**TASK STATEMENT:** Output the text on the House of Lords album exactly, starting with "House of Lords chronology" and going on through "2008 in the US.".

— START SELECTION —

Studio album by House of Lords
- Released: March 17, 2008
- Recorded: 2007–2008
- Genre: Hard rock, glam metal, power metal
- Length: 57:39
- Label: Frontiers/Blistering
- Producer: James Christian, Jeff Kent

House of Lords chronology
| Live in the UK (2007) | Come to My Kingdom (2008) | Anthology (2008) |

= Come to My Kingdom =

Come to My Kingdom is the sixth studio album by House of Lords, released on March 17, 2008 in Europe and October 7, 2008 in the US.

The album features the same lineup as the previous album World Upside Down and was produced by singer James Christian and Jeff Kent who also co-wrote most all of the album's vocal melodies and lyrics.

— END SELECTION —
— START RECORDS PROVIDED —

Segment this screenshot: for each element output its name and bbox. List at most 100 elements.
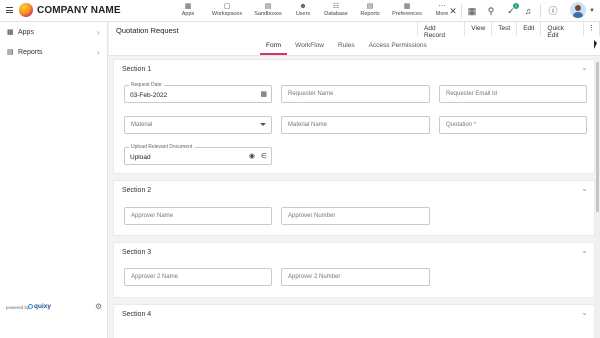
field-placeholder: Material xyxy=(131,122,153,128)
close-icon[interactable]: ✕ xyxy=(447,5,459,17)
divider xyxy=(540,4,541,18)
database-icon: ☷ xyxy=(332,3,340,10)
mouse-cursor-icon xyxy=(594,40,597,49)
users-icon: ☻ xyxy=(299,3,307,10)
avatar-body xyxy=(573,12,583,18)
field-placeholder: Material Name xyxy=(288,122,328,128)
request-date-field[interactable]: Request Date 03-Feb-2022 ▦ xyxy=(124,82,272,103)
sidebar: ▦ Apps › ▤ Reports › xyxy=(0,22,108,338)
field-label: Upload Relevant Document xyxy=(129,144,195,150)
topnav-database[interactable]: ☷ Database xyxy=(321,0,351,22)
form-content: Section 1 ⌄ Request Date 03-Feb-2022 ▦ R… xyxy=(113,56,595,338)
material-name-field[interactable]: Material Name xyxy=(281,116,430,134)
view-button[interactable]: View xyxy=(465,22,493,36)
attachment-icon[interactable]: ∈ xyxy=(261,152,267,160)
company-logo xyxy=(19,3,33,17)
section-title: Section 1 xyxy=(122,66,152,73)
section-4: Section 4 ⌄ xyxy=(113,304,595,338)
tab-form[interactable]: Form xyxy=(259,42,288,55)
tab-access-permissions[interactable]: Access Permissions xyxy=(369,42,427,55)
hamburger-menu-icon[interactable] xyxy=(6,7,13,13)
quixy-logo-icon xyxy=(28,304,33,309)
field-placeholder: Approver 2 Name xyxy=(131,274,179,280)
chevron-down-icon[interactable]: ⌄ xyxy=(581,184,588,193)
chevron-right-icon: › xyxy=(97,48,100,57)
apps-icon: ▦ xyxy=(7,29,14,36)
reports-icon: ▤ xyxy=(366,3,374,10)
notification-count-badge: 1 xyxy=(513,3,519,9)
workspaces-icon: ▢ xyxy=(223,3,231,10)
sidebar-item-apps[interactable]: ▦ Apps › xyxy=(0,24,108,44)
add-record-button[interactable]: Add Record xyxy=(418,22,466,39)
page-title: Quotation Request xyxy=(116,26,179,35)
approver-name-field[interactable]: Approver Name xyxy=(124,207,272,225)
test-button[interactable]: Test xyxy=(492,22,518,36)
avatar-head xyxy=(575,5,581,11)
sidebar-item-label: Apps xyxy=(18,29,34,36)
field-label: Request Date xyxy=(129,82,164,88)
field-placeholder: Requester Name xyxy=(288,91,334,97)
scrollbar-thumb[interactable] xyxy=(596,62,599,212)
store-icon[interactable]: ▦ xyxy=(466,5,478,17)
upload-document-field[interactable]: Upload Relevant Document Upload ◉ ∈ xyxy=(124,144,272,165)
quixy-brand: quixy xyxy=(34,303,51,310)
tab-bar: Form WorkFlow Rules Access Permissions xyxy=(259,42,441,55)
field-value: Upload xyxy=(130,154,151,161)
section-title: Section 4 xyxy=(122,311,152,318)
approver-2-number-field[interactable]: Approver 2 Number xyxy=(281,268,430,286)
info-icon[interactable]: ⓘ xyxy=(547,5,559,17)
powered-by-label: powered by xyxy=(6,305,30,310)
section-title: Section 3 xyxy=(122,249,152,256)
field-placeholder: Approver 2 Number xyxy=(288,274,341,280)
top-navigation: ▦ Apps ▢ Workspaces ▤ Sandboxes ☻ Users ☷ Dat… xyxy=(173,0,459,22)
sandboxes-icon: ▤ xyxy=(264,3,272,10)
edit-button[interactable]: Edit xyxy=(517,22,542,36)
user-avatar[interactable] xyxy=(570,2,586,18)
topnav-users[interactable]: ☻ Users xyxy=(290,0,316,22)
chevron-down-icon[interactable]: ⌄ xyxy=(581,308,588,317)
calendar-icon[interactable]: ▦ xyxy=(260,90,267,98)
material-select[interactable]: Material xyxy=(124,116,272,134)
sidebar-item-reports[interactable]: ▤ Reports › xyxy=(0,44,108,64)
page-header: Quotation Request Add Record View Test E… xyxy=(109,22,600,56)
requester-name-field[interactable]: Requester Name xyxy=(281,85,430,103)
divider xyxy=(461,4,462,18)
requester-email-field[interactable]: Requester Email Id xyxy=(439,85,587,103)
search-icon[interactable]: ⚲ xyxy=(485,5,497,17)
gear-icon[interactable]: ⚙ xyxy=(95,302,102,311)
more-options-icon[interactable]: ⋮ xyxy=(584,22,600,36)
section-title: Section 2 xyxy=(122,187,152,194)
top-bar: COMPANY NAME ▦ Apps ▢ Workspaces ▤ Sandboxe… xyxy=(0,0,600,22)
chevron-down-icon[interactable]: ▼ xyxy=(589,8,595,14)
camera-icon[interactable]: ◉ xyxy=(249,152,255,160)
bell-icon[interactable]: ♫ xyxy=(522,5,534,17)
quotation-field[interactable]: Quotation * xyxy=(439,116,587,134)
field-placeholder: Requester Email Id xyxy=(446,91,498,97)
topnav-workspaces[interactable]: ▢ Workspaces xyxy=(208,0,246,22)
tab-workflow[interactable]: WorkFlow xyxy=(295,42,324,55)
quick-edit-button[interactable]: Quick Edit xyxy=(541,22,584,39)
approver-2-name-field[interactable]: Approver 2 Name xyxy=(124,268,272,286)
chevron-down-icon[interactable]: ⌄ xyxy=(581,63,588,72)
scrollbar[interactable] xyxy=(595,56,600,338)
section-3: Section 3 ⌄ Approver 2 Name Approver 2 N… xyxy=(113,242,595,298)
topnav-reports[interactable]: ▤ Reports xyxy=(356,0,384,22)
field-placeholder: Approver Number xyxy=(288,213,336,219)
section-2: Section 2 ⌄ Approver Name Approver Numbe… xyxy=(113,180,595,236)
tab-rules[interactable]: Rules xyxy=(338,42,355,55)
approver-number-field[interactable]: Approver Number xyxy=(281,207,430,225)
field-placeholder: Approver Name xyxy=(131,213,174,219)
topnav-preferences[interactable]: ▦ Preferences xyxy=(389,0,425,22)
chevron-down-icon[interactable]: ⌄ xyxy=(581,246,588,255)
chevron-right-icon: › xyxy=(97,28,100,37)
section-1: Section 1 ⌄ Request Date 03-Feb-2022 ▦ R… xyxy=(113,59,595,174)
dropdown-arrow-icon xyxy=(260,123,266,126)
topnav-apps[interactable]: ▦ Apps xyxy=(173,0,203,22)
reports-icon: ▤ xyxy=(7,49,14,56)
preferences-icon: ▦ xyxy=(403,3,411,10)
topnav-sandboxes[interactable]: ▤ Sandboxes xyxy=(251,0,285,22)
field-value: 03-Feb-2022 xyxy=(130,92,168,99)
action-toolbar: Add Record View Test Edit Quick Edit ⋮ xyxy=(417,22,600,39)
apps-icon: ▦ xyxy=(184,3,192,10)
company-name: COMPANY NAME xyxy=(37,5,121,16)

— END RECORDS PROVIDED —

**WRITTEN SOLUTION:**
House of Lords chronology
| Live in the UK (2007) | Come to My Kingdom (2008) | Anthology (2008) |

= Come to My Kingdom =

Come to My Kingdom is the sixth studio album by House of Lords, released on March 17, 2008 in Europe and October 7, 2008 in the US.